Exercise aim —
Pick up the text on reading characters from a file in Java right after its final sentence, and keep writing it.

Provided text —
^^^^^^^^^^^^^^^^
Text is an abstraction; an interpretation of some particular sequence of byte values. It depends - fundamentally and unavoidably - on an encoding. Because this isn't a blog, I'll spare you the history lesson here, but suffice to say that Java's char type does not simply store a character of text. It stores an unsigned two-byte value, which may represent a character of text. Because there are more characters of text in Unicode than two bytes can represent, sometimes two adjacent chars in an array are required to represent a character of text. (And, of course, there is probably code out there that abuses the char type simply because someone wanted an unsigned equivalent of short. I may even have written some myself. That era is a blur for me.)
Anyway, the point is: using .readChar() is going to read two bytes from your file, and store them into a char within your char[], and the corresponding numeric value is not going to be anything like the one you wanted - unless your file happens to be encoded using the same encoding that Java uses natively, called UTF-16.
You cannot properly read and interpret the file without knowing the file encoding. Full stop. You can at best delude yourself into believing that you can read it. You also cannot have "random access" to a text file - i.e., indexing according to a number of characters of text - unless the encoding in question is constant width. (Otherwise, of course, you can't just calculate the distance-in-bytes into the file where a given character of text is; it depends on how many bytes the previous characters took up, which depends on which characters they are.) Many text encodings are not constant width. One of the most popular, which frankly is the sane default recommendation for most tasks these days, is not. In which case you are simply out of luck for the problem you describe.
At any rate, once you know the encoding of your file, the expected way to retrieve a character of text from a file in Java is to use one of the Reader classes, such as InputStreamReader:
An InputStreamReader is a bridge from byte streams to character streams: It reads bytes and decodes them into characters using a specified charset. The charset that it uses may be specified by name or may be given explicitly, or the platform's default charset may be accepted.
(Here, charset simply means an instance of the class that Java uses to represent text encodings.)
You may be able to fudge your problem description a little bit: seek to a byte offset, and then grab the text characters starting at that offset. However, there is no guarantee that the "text characters starting at that offset" make any sense, or in fact can be decoded at all. If the offset happens to be in the middle of a multi-byte encoding for a character, the remaining part isn't necessarily valid encoded text.
char is 16 bits, i.e. 2 bytes.
seek seeks to a byte boundary.
If the file contains chars then they are at even offsets: 0, 2, 4...
The expression (2*(N-1))+i) is even iff i is even; if odd, you are sure to land in the middle of a char, and thus read garbage.
i starts at zero, but you increment by 1, i.e., half a character.
Your seek argument should probably be (2*(N-1+i)).
Alternative explanation: your file does not contain chars at all; for example, you created an ASCII file in which a character is a single byte.
^^^^^^^^^^^^^^^^
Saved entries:
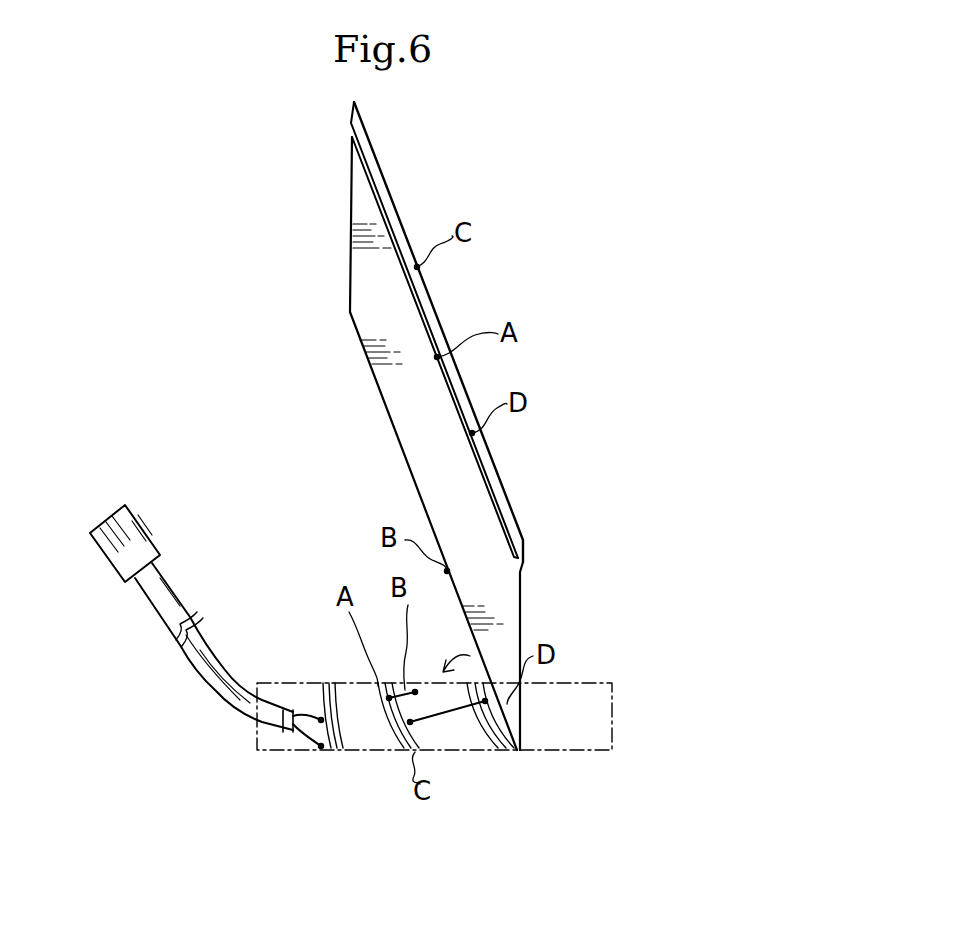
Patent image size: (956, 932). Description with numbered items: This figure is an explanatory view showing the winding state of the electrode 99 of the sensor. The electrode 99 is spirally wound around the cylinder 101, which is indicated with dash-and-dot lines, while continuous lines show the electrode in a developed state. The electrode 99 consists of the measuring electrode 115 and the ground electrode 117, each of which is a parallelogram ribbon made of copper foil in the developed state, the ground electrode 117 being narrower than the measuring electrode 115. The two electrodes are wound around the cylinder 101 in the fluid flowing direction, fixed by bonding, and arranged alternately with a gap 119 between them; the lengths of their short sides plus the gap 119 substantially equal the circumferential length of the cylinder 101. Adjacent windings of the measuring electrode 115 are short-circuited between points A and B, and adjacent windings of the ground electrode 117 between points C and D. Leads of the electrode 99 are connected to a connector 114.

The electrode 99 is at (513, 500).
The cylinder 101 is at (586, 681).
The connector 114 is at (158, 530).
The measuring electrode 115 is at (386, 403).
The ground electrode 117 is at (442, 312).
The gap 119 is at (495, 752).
^^^^^^^^^^^^^^^^
Response for this exercise —
In that case, the error is attempting to read ASCII (an obsolete character encoding) with a readChar function.
But if the file contains ASCII, the purpose of multiplying by 2 in the seek argument is obscure. It apparently serves no useful purpose.
I changed the encoding of the file to UTF-16 and modified the programe in order to display the right indexes, those that represents the beginning of each word, now it works fine, Thank you guys.
import java.io.*;
public class Main {
public static void main(String[] args) throws IOException {
int N, i=0, j=0, k=0;
char C;
char[] charArray = new char[100];
String fileLocation = "file.txt";
BufferedReader buffer = new BufferedReader(new InputStreamReader(System.in));
DataInputStream in = new DataInputStream(new FileInputStream(fileLocation));
boolean EOF=false;
do {
try {
j++;
C = in.readChar();
if((C==' ')||(C=='\n')){
System.out.print(j+1+"\t");
}
}catch (IOException e){
EOF=true;
}
}while (EOF!=true);
System.out.println("\n");
do {
System.out.println("enter the index of the word");
N = Integer.parseInt(buffer.readLine());
if (N!=0) {
RandomAccessFile word = new RandomAccessFile(new File(fileLocation), "r");
do {
word.seek((2*(N-1+i)));
C = word.readChar();
charArray[i] = C;
i++;
}while(charArray[i-1] != ' ' && charArray[i-1] != '\n');
System.out.print("the word of index " + N + " is: " );
for (char carTemp : charArray )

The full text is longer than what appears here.